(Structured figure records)
— Start —
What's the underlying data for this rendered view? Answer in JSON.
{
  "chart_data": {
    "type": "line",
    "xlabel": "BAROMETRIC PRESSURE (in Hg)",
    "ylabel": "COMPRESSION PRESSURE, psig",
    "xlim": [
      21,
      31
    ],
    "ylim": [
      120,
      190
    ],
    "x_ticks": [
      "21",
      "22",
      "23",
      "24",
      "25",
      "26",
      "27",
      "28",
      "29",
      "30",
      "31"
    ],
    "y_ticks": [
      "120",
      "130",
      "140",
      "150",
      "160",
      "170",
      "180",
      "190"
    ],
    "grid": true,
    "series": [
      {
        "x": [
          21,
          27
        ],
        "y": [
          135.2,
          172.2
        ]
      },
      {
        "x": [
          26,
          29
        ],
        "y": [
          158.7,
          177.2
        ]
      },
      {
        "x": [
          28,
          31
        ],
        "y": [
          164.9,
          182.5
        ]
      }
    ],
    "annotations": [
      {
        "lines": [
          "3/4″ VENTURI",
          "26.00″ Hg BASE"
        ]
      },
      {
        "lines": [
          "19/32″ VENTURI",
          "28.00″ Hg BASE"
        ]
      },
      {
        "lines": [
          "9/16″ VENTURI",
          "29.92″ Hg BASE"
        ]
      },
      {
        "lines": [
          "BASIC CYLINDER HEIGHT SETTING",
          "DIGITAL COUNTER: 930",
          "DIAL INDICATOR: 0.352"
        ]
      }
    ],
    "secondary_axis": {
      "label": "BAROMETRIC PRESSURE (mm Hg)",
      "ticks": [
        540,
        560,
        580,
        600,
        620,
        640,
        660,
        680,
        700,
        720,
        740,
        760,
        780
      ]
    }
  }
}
— End —
— WHAT YOU HAVE TO DO —
Each line of the material above must be retyped precisely.

— WRITTEN REPLY —
What's the underlying data for this rendered view? Answer in JSON.
{
  "chart_data": {
    "type": "line",
    "xlabel": "BAROMETRIC PRESSURE (in Hg)",
    "ylabel": "COMPRESSION PRESSURE, psig",
    "xlim": [
      21,
      31
    ],
    "ylim": [
      120,
      190
    ],
    "x_ticks": [
      "21",
      "22",
      "23",
      "24",
      "25",
      "26",
      "27",
      "28",
      "29",
      "30",
      "31"
    ],
    "y_ticks": [
      "120",
      "130",
      "140",
      "150",
      "160",
      "170",
      "180",
      "190"
    ],
    "grid": true,
    "series": [
      {
        "x": [
          21,
          27
        ],
        "y": [
          135.2,
          172.2
        ]
      },
      {
        "x": [
          26,
          29
        ],
        "y": [
          158.7,
          177.2
        ]
      },
      {
        "x": [
          28,
          31
        ],
        "y": [
          164.9,
          182.5
        ]
      }
    ],
    "annotations": [
      {
        "lines": [
          "3/4″ VENTURI",
          "26.00″ Hg BASE"
        ]
      },
      {
        "lines": [
          "19/32″ VENTURI",
          "28.00″ Hg BASE"
        ]
      },
      {
        "lines": [
          "9/16″ VENTURI",
          "29.92″ Hg BASE"
        ]
      },
      {
        "lines": [
          "BASIC CYLINDER HEIGHT SETTING",
          "DIGITAL COUNTER: 930",
          "DIAL INDICATOR: 0.352"
        ]
      }
    ],
    "secondary_axis": {
      "label": "BAROMETRIC PRESSURE (mm Hg)",
      "ticks": [
        540,
        560,
        580,
        600,
        620,
        640,
        660,
        680,
        700,
        720,
        740,
        760,
        780
      ]
    }
  }
}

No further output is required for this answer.